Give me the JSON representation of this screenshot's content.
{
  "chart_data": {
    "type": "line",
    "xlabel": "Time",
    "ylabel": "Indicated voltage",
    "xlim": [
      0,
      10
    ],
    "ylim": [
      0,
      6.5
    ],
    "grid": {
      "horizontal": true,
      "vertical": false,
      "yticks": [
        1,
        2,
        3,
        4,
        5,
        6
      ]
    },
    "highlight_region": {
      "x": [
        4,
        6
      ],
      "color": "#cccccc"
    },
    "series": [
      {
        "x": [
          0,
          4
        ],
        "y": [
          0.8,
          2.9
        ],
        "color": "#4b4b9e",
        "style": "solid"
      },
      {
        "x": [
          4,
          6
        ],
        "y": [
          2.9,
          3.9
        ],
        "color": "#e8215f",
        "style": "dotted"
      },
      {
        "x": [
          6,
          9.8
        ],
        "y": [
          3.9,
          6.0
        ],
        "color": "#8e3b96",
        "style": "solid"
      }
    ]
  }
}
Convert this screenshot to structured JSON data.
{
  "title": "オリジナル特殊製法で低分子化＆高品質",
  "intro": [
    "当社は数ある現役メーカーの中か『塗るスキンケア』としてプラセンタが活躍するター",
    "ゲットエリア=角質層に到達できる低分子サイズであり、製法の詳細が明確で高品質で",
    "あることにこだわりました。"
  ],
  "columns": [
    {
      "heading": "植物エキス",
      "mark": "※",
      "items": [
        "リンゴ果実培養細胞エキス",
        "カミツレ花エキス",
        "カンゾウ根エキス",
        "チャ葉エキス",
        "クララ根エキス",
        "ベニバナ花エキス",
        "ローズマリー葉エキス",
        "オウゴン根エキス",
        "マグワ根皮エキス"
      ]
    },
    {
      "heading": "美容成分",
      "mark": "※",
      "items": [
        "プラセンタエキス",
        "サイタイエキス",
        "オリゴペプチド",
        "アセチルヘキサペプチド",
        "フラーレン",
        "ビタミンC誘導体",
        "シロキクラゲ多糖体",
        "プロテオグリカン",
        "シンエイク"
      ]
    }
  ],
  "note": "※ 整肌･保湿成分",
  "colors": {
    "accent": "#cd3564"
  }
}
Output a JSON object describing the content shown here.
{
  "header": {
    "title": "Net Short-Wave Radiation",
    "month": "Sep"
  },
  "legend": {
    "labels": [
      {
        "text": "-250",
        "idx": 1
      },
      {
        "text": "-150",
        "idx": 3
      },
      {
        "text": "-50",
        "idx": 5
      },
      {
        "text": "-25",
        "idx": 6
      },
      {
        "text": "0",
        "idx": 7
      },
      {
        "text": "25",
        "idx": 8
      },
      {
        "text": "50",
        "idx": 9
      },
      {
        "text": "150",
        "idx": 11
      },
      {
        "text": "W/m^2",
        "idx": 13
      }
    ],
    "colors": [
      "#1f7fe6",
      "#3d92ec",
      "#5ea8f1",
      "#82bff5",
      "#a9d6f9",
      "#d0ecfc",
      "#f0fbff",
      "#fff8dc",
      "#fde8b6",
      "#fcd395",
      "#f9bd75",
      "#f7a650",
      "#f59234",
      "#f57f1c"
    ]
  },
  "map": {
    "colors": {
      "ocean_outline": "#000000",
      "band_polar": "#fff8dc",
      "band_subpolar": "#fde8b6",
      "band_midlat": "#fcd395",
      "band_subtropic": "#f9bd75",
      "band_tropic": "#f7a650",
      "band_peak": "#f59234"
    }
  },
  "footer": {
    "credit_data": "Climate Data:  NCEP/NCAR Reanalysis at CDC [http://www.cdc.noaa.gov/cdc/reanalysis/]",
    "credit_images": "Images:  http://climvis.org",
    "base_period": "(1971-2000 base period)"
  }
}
------------------------------------------------------------------------
Set problem
Identify which lines contain the word "screenshot" and copy each one.

Exercise output
Give me the JSON representation of this screenshot's content.
Convert this screenshot to structured JSON data.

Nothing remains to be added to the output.